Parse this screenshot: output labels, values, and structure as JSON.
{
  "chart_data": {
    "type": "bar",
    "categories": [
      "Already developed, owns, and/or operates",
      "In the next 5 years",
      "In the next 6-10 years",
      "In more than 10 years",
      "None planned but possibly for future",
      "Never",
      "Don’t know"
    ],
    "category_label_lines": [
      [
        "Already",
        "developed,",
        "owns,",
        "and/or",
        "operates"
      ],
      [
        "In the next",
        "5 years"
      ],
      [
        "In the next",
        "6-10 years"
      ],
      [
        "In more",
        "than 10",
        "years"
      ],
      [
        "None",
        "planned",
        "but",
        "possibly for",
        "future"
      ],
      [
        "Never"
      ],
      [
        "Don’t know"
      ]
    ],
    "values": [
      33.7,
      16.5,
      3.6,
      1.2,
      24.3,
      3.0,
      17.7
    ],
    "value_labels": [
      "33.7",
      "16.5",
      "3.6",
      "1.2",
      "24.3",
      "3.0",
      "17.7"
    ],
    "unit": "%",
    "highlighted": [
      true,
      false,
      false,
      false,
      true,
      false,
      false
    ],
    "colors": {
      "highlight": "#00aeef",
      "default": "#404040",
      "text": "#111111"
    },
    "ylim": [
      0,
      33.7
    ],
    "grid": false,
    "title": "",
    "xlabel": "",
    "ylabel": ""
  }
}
··········
## Written request
Nothing in the listing may be changed; retype it all exactly.

## Problem solution
Parse this screenshot: output labels, values, and structure as JSON.
{
  "chart_data": {
    "type": "bar",
    "categories": [
      "Already developed, owns, and/or operates",
      "In the next 5 years",
      "In the next 6-10 years",
      "In more than 10 years",
      "None planned but possibly for future",
      "Never",
      "Don’t know"
    ],
    "category_label_lines": [
      [
        "Already",
        "developed,",
        "owns,",
        "and/or",
        "operates"
      ],
      [
        "In the next",
        "5 years"
      ],
      [
        "In the next",
        "6-10 years"
      ],
      [
        "In more",
        "than 10",
        "years"
      ],
      [
        "None",
        "planned",
        "but",
        "possibly for",
        "future"
      ],
      [
        "Never"
      ],
      [
        "Don’t know"
      ]
    ],
    "values": [
      33.7,
      16.5,
      3.6,
      1.2,
      24.3,
      3.0,
      17.7
    ],
    "value_labels": [
      "33.7",
      "16.5",
      "3.6",
      "1.2",
      "24.3",
      "3.0",
      "17.7"
    ],
    "unit": "%",
    "highlighted": [
      true,
      false,
      false,
      false,
      true,
      false,
      false
    ],
    "colors": {
      "highlight": "#00aeef",
      "default": "#404040",
      "text": "#111111"
    },
    "ylim": [
      0,
      33.7
    ],
    "grid": false,
    "title": "",
    "xlabel": "",
    "ylabel": ""
  }
}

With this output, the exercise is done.